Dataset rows
(begin)

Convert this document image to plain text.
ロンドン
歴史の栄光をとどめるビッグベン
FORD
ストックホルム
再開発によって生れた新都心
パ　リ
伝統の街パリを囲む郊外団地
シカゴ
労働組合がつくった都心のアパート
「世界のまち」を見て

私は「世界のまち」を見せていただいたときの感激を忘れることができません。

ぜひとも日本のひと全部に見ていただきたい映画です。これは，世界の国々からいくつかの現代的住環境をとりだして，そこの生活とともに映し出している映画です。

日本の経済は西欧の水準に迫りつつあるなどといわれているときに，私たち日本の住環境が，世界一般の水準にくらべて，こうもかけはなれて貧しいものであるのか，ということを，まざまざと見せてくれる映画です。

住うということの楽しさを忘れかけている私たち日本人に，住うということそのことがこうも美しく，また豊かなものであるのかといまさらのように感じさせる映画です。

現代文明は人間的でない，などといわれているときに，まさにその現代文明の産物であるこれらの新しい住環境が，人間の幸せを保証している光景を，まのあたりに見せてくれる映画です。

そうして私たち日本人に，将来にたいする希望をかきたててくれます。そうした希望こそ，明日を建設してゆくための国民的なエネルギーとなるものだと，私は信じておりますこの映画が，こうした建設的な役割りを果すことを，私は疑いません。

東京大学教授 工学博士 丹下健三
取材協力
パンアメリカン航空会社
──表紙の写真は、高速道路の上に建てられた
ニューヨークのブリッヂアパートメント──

(end)

**To be done:** Look over the material above and show each line where "世界のまち" appears.

**Written response:**
「世界のまち」を見て
私は「世界のまち」を見せていただいたときの感激を忘れることができません。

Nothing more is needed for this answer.